##### Records provided
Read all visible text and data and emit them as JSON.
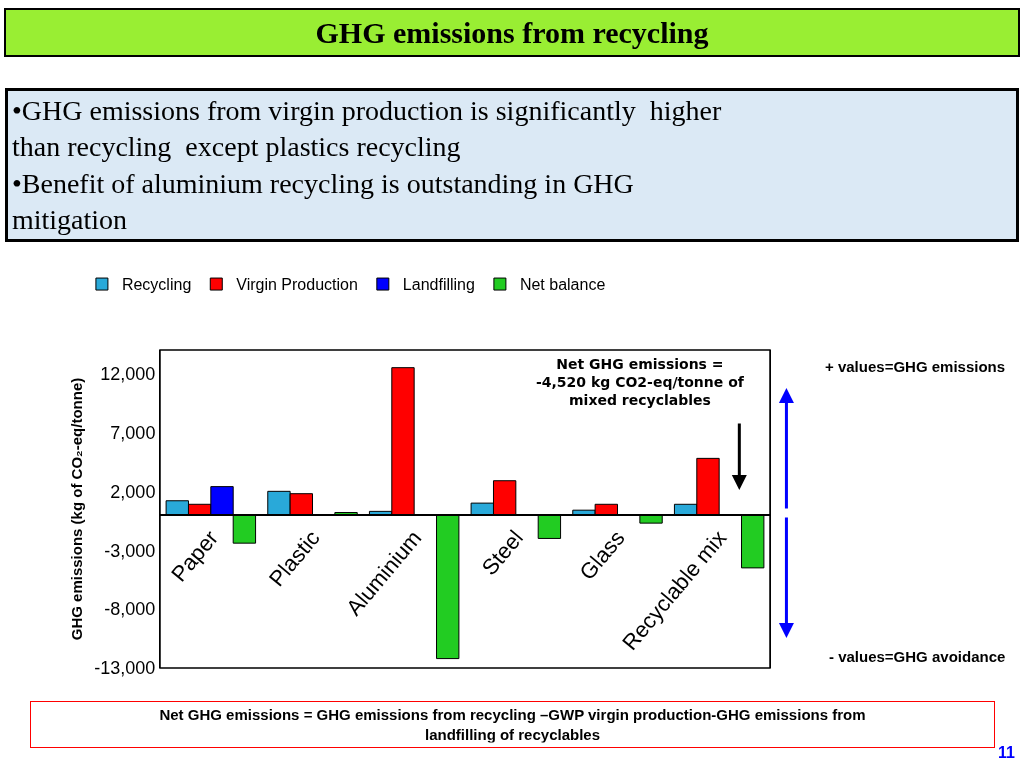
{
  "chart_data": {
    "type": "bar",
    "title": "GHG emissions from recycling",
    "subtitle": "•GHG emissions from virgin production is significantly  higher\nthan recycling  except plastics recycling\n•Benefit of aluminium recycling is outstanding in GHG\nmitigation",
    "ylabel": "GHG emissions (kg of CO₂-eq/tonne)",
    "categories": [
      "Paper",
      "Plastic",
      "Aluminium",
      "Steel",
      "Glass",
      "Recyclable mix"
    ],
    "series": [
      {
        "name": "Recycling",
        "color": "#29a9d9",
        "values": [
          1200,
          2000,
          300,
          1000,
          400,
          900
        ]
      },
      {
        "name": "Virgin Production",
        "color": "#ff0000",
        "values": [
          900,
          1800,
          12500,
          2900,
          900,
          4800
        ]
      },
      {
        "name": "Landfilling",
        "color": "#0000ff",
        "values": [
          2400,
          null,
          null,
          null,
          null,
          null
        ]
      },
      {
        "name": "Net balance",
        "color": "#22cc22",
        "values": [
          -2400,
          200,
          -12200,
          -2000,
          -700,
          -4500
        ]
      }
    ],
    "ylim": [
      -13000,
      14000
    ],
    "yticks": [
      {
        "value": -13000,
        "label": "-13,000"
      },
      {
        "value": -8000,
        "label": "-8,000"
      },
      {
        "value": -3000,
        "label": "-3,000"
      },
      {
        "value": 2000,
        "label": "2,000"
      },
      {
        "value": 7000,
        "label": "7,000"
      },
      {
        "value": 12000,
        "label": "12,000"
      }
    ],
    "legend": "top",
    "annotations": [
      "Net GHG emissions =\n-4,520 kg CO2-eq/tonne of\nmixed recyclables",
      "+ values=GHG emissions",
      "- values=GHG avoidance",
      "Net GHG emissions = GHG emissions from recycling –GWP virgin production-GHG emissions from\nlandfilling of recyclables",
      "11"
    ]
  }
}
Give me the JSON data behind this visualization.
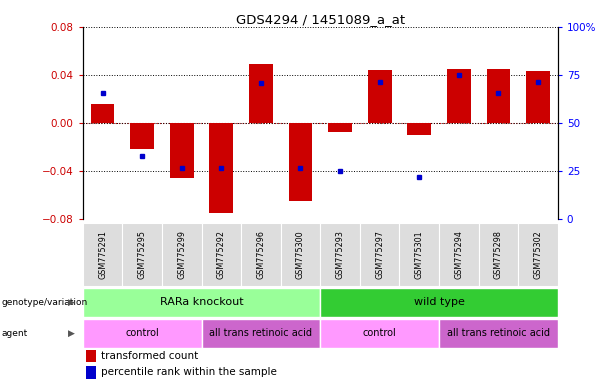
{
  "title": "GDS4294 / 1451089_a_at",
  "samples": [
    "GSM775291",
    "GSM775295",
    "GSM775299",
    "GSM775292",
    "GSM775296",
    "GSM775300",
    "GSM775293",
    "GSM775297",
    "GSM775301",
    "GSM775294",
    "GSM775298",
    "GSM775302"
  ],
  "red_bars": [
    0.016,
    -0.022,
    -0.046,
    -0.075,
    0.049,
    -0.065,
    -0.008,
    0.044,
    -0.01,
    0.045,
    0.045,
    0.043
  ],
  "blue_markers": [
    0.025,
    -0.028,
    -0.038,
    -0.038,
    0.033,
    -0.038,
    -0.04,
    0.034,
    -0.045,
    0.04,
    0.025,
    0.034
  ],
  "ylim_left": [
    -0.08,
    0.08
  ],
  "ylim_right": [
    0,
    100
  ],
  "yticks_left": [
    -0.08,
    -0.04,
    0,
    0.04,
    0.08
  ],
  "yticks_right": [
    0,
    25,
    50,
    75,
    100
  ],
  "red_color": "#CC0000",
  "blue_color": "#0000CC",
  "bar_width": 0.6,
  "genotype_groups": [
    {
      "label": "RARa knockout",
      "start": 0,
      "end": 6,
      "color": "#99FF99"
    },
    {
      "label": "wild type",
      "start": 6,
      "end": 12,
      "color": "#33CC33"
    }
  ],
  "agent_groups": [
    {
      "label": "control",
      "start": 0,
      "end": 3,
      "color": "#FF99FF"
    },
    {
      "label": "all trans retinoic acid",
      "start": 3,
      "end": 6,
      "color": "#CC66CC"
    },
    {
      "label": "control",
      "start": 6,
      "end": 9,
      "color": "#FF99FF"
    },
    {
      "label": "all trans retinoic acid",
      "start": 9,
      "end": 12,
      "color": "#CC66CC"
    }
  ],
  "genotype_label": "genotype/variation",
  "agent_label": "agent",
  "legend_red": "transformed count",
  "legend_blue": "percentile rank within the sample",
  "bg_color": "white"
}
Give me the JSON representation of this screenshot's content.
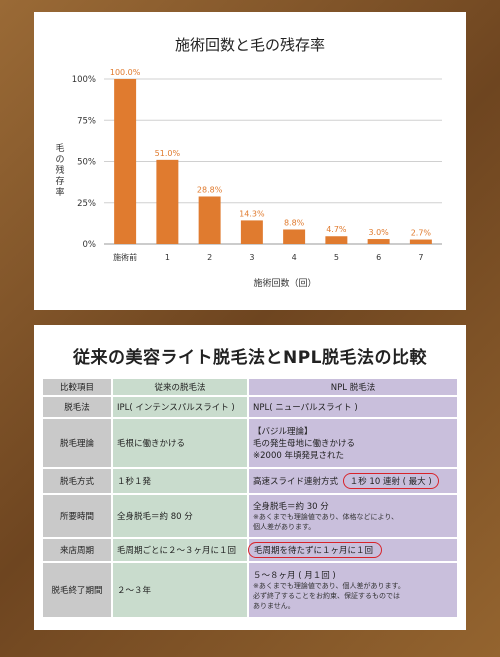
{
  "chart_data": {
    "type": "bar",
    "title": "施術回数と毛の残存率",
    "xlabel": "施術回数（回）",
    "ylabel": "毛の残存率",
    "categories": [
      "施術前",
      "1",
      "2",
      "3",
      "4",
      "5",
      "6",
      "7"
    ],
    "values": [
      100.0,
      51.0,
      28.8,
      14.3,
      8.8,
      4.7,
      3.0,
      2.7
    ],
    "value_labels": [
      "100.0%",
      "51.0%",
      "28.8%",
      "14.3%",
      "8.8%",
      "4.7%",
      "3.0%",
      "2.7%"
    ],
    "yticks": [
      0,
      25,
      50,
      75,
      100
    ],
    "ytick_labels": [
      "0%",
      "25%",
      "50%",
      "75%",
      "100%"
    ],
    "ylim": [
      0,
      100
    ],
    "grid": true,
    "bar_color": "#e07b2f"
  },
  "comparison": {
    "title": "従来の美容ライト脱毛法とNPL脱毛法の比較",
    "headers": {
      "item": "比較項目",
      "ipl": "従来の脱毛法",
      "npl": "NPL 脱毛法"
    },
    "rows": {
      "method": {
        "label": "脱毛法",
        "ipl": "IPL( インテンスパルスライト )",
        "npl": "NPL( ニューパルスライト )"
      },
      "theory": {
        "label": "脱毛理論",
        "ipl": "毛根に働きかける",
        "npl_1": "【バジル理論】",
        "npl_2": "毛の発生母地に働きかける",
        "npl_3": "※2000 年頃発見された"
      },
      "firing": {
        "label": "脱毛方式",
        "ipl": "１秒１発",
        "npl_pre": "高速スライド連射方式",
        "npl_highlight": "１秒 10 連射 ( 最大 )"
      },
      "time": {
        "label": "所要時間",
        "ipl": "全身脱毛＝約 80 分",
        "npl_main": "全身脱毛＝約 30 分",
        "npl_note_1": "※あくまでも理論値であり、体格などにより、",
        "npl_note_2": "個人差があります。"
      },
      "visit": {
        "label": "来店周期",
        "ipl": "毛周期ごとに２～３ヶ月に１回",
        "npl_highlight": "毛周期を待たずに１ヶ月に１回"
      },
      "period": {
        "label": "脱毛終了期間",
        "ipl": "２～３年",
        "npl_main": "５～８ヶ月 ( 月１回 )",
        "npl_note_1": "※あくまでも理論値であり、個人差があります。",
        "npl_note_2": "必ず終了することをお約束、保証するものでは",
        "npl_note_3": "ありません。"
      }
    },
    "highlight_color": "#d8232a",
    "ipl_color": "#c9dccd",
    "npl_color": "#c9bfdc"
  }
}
##########
##### Records provided
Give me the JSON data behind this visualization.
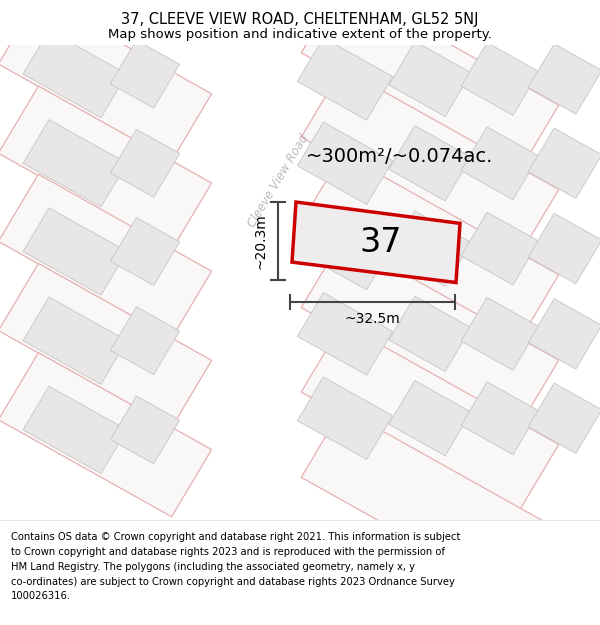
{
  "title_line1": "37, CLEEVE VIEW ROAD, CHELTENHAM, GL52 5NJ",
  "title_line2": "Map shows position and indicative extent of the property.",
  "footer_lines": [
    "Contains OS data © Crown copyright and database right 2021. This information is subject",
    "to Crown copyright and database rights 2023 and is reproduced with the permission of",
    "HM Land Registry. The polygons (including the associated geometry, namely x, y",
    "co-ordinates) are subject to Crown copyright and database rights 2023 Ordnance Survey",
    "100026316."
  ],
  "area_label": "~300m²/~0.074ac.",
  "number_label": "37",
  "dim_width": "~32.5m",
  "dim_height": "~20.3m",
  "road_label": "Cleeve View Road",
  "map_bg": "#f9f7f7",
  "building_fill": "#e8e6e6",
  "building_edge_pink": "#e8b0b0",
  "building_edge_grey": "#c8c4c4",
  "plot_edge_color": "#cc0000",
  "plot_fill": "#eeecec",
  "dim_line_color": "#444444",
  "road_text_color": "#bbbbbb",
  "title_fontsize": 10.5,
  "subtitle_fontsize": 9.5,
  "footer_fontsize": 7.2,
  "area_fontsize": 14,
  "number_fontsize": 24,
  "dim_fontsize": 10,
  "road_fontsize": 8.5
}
##########
■ **Written instruction**
Of the lines in the material, how many contain the word "emissions"? Reply with the number and nothing else.

■ **Output for this exercise**
6